Saved entries:

* * * *

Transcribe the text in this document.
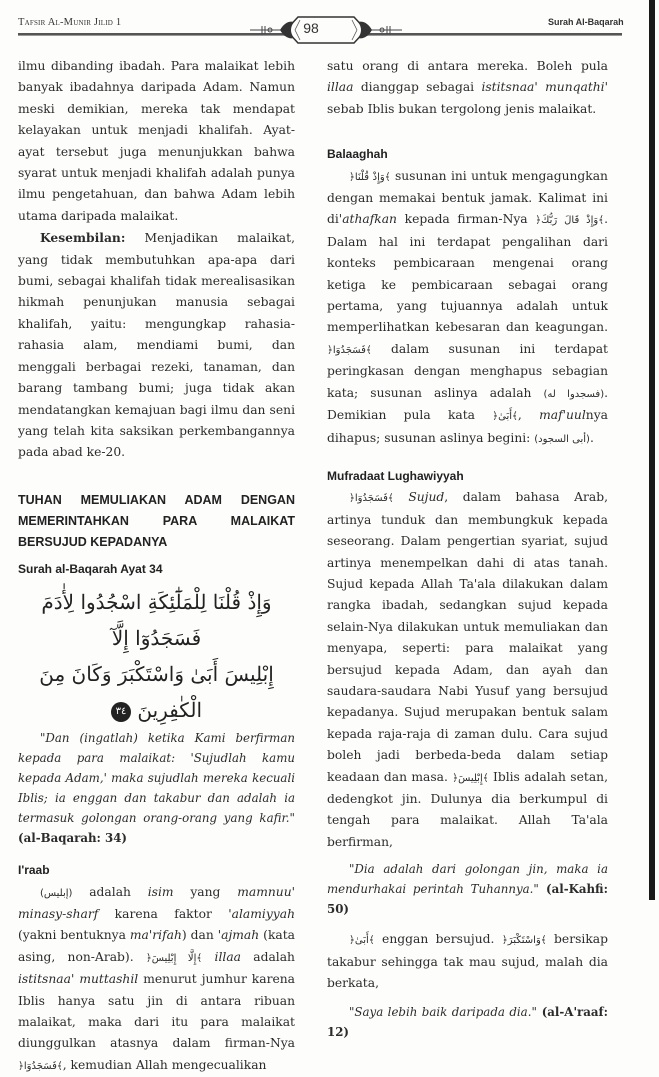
Tafsir Al-Munir Jilid 1	Surah Al-Baqarah
98

ilmu dibanding ibadah. Para malaikat lebih banyak ibadahnya daripada Adam. Namun meski demikian, mereka tak mendapat kelayakan untuk menjadi khalifah. Ayat-ayat tersebut juga menunjukkan bahwa syarat untuk menjadi khalifah adalah punya ilmu pengetahuan, dan bahwa Adam lebih utama daripada malaikat.

Kesembilan: Menjadikan malaikat, yang tidak membutuhkan apa-apa dari bumi, sebagai khalifah tidak merealisasikan hikmah penunjukan manusia sebagai khalifah, yaitu: mengungkap rahasia-rahasia alam, mendiami bumi, dan menggali berbagai rezeki, tanaman, dan barang tambang bumi; juga tidak akan mendatangkan kemajuan bagi ilmu dan seni yang telah kita saksikan perkembangannya pada abad ke-20.

TUHAN MEMULIAKAN ADAM DENGAN MEMERINTAHKAN PARA MALAIKAT BERSUJUD KEPADANYA

Surah al-Baqarah Ayat 34

وَإِذْ قُلْنَا لِلْمَلَٰٓئِكَةِ اسْجُدُوا لِأٰدَمَ فَسَجَدُوٓا إِلَّآ
إِبْلِيسَ أَبَىٰ وَاسْتَكْبَرَ وَكَانَ مِنَ الْكٰفِرِينَ ٣٤

"Dan (ingatlah) ketika Kami berfirman kepada para malaikat: 'Sujudlah kamu kepada Adam,' maka sujudlah mereka kecuali Iblis; ia enggan dan takabur dan adalah ia termasuk golongan orang-orang yang kafir." (al-Baqarah: 34)

I'raab

(إبليس) adalah isim yang mamnuu' minasy-sharf karena faktor 'alamiyyah (yakni bentuknya ma'rifah) dan 'ajmah (kata asing, non-Arab). ﴿إِلَّا إِبْلِيسَ﴾ illaa adalah istitsnaa' muttashil menurut jumhur karena Iblis hanya satu jin di antara ribuan malaikat, maka dari itu para malaikat diunggulkan atasnya dalam firman-Nya ﴿فَسَجَدُوٓا﴾, kemudian Allah mengecualikan

satu orang di antara mereka. Boleh pula illaa dianggap sebagai istitsnaa' munqathi' sebab Iblis bukan tergolong jenis malaikat.

Balaaghah

﴿وَإِذْ قُلْنَا﴾ susunan ini untuk mengagungkan dengan memakai bentuk jamak. Kalimat ini di'athafkan kepada firman-Nya ﴿وَإِذْ قَالَ رَبُّكَ﴾. Dalam hal ini terdapat pengalihan dari konteks pembicaraan mengenai orang ketiga ke pembicaraan sebagai orang pertama, yang tujuannya adalah untuk memperlihatkan kebesaran dan keagungan. ﴿فَسَجَدُوٓا﴾ dalam susunan ini terdapat peringkasan dengan menghapus sebagian kata; susunan aslinya adalah (فسجدوا له). Demikian pula kata ﴿أَبَىٰ﴾, maf'uulnya dihapus; susunan aslinya begini: (أبى السجود).

Mufradaat Lughawiyyah

﴿فَسَجَدُوٓا﴾ Sujud, dalam bahasa Arab, artinya tunduk dan membungkuk kepada seseorang. Dalam pengertian syariat, sujud artinya menempelkan dahi di atas tanah. Sujud kepada Allah Ta'ala dilakukan dalam rangka ibadah, sedangkan sujud kepada selain-Nya dilakukan untuk memuliakan dan menyapa, seperti: para malaikat yang bersujud kepada Adam, dan ayah dan saudara-saudara Nabi Yusuf yang bersujud kepadanya. Sujud merupakan bentuk salam kepada raja-raja di zaman dulu. Cara sujud boleh jadi berbeda-beda dalam setiap keadaan dan masa. ﴿إِبْلِيسَ﴾ Iblis adalah setan, dedengkot jin. Dulunya dia berkumpul di tengah para malaikat. Allah Ta'ala berfirman,

"Dia adalah dari golongan jin, maka ia mendurhakai perintah Tuhannya." (al-Kahfi: 50)

﴿أَبَىٰ﴾ enggan bersujud. ﴿وَاسْتَكْبَرَ﴾ bersikap takabur sehingga tak mau sujud, malah dia berkata,

"Saya lebih baik daripada dia." (al-A'raaf: 12)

* * * *

Given request
Pictures in the records must not appear in the copy; transcribe everything else precisely.

Task response
Transcribe the text in this document.
Tafsir Al-Munir Jilid 1	Surah Al-Baqarah
98

ilmu dibanding ibadah. Para malaikat lebih banyak ibadahnya daripada Adam. Namun meski demikian, mereka tak mendapat kelayakan untuk menjadi khalifah. Ayat-ayat tersebut juga menunjukkan bahwa syarat untuk menjadi khalifah adalah punya ilmu pengetahuan, dan bahwa Adam lebih utama daripada malaikat.

Kesembilan: Menjadikan malaikat, yang tidak membutuhkan apa-apa dari bumi, sebagai khalifah tidak merealisasikan hikmah penunjukan manusia sebagai khalifah, yaitu: mengungkap rahasia-rahasia alam, mendiami bumi, dan menggali berbagai rezeki, tanaman, dan barang tambang bumi; juga tidak akan mendatangkan kemajuan bagi ilmu dan seni yang telah kita saksikan perkembangannya pada abad ke-20.

TUHAN MEMULIAKAN ADAM DENGAN MEMERINTAHKAN PARA MALAIKAT BERSUJUD KEPADANYA

Surah al-Baqarah Ayat 34

وَإِذْ قُلْنَا لِلْمَلَٰٓئِكَةِ اسْجُدُوا لِأٰدَمَ فَسَجَدُوٓا إِلَّآ
إِبْلِيسَ أَبَىٰ وَاسْتَكْبَرَ وَكَانَ مِنَ الْكٰفِرِينَ ٣٤

"Dan (ingatlah) ketika Kami berfirman kepada para malaikat: 'Sujudlah kamu kepada Adam,' maka sujudlah mereka kecuali Iblis; ia enggan dan takabur dan adalah ia termasuk golongan orang-orang yang kafir." (al-Baqarah: 34)

I'raab

(إبليس) adalah isim yang mamnuu' minasy-sharf karena faktor 'alamiyyah (yakni bentuknya ma'rifah) dan 'ajmah (kata asing, non-Arab). ﴿إِلَّا إِبْلِيسَ﴾ illaa adalah istitsnaa' muttashil menurut jumhur karena Iblis hanya satu jin di antara ribuan malaikat, maka dari itu para malaikat diunggulkan atasnya dalam firman-Nya ﴿فَسَجَدُوٓا﴾, kemudian Allah mengecualikan

satu orang di antara mereka. Boleh pula illaa dianggap sebagai istitsnaa' munqathi' sebab Iblis bukan tergolong jenis malaikat.

Balaaghah

﴿وَإِذْ قُلْنَا﴾ susunan ini untuk mengagungkan dengan memakai bentuk jamak. Kalimat ini di'athafkan kepada firman-Nya ﴿وَإِذْ قَالَ رَبُّكَ﴾. Dalam hal ini terdapat pengalihan dari konteks pembicaraan mengenai orang ketiga ke pembicaraan sebagai orang pertama, yang tujuannya adalah untuk memperlihatkan kebesaran dan keagungan. ﴿فَسَجَدُوٓا﴾ dalam susunan ini terdapat peringkasan dengan menghapus sebagian kata; susunan aslinya adalah (فسجدوا له). Demikian pula kata ﴿أَبَىٰ﴾, maf'uulnya dihapus; susunan aslinya begini: (أبى السجود).

Mufradaat Lughawiyyah

﴿فَسَجَدُوٓا﴾ Sujud, dalam bahasa Arab, artinya tunduk dan membungkuk kepada seseorang. Dalam pengertian syariat, sujud artinya menempelkan dahi di atas tanah. Sujud kepada Allah Ta'ala dilakukan dalam rangka ibadah, sedangkan sujud kepada selain-Nya dilakukan untuk memuliakan dan menyapa, seperti: para malaikat yang bersujud kepada Adam, dan ayah dan saudara-saudara Nabi Yusuf yang bersujud kepadanya. Sujud merupakan bentuk salam kepada raja-raja di zaman dulu. Cara sujud boleh jadi berbeda-beda dalam setiap keadaan dan masa. ﴿إِبْلِيسَ﴾ Iblis adalah setan, dedengkot jin. Dulunya dia berkumpul di tengah para malaikat. Allah Ta'ala berfirman,

"Dia adalah dari golongan jin, maka ia mendurhakai perintah Tuhannya." (al-Kahfi: 50)

﴿أَبَىٰ﴾ enggan bersujud. ﴿وَاسْتَكْبَرَ﴾ bersikap takabur sehingga tak mau sujud, malah dia berkata,

"Saya lebih baik daripada dia." (al-A'raaf: 12)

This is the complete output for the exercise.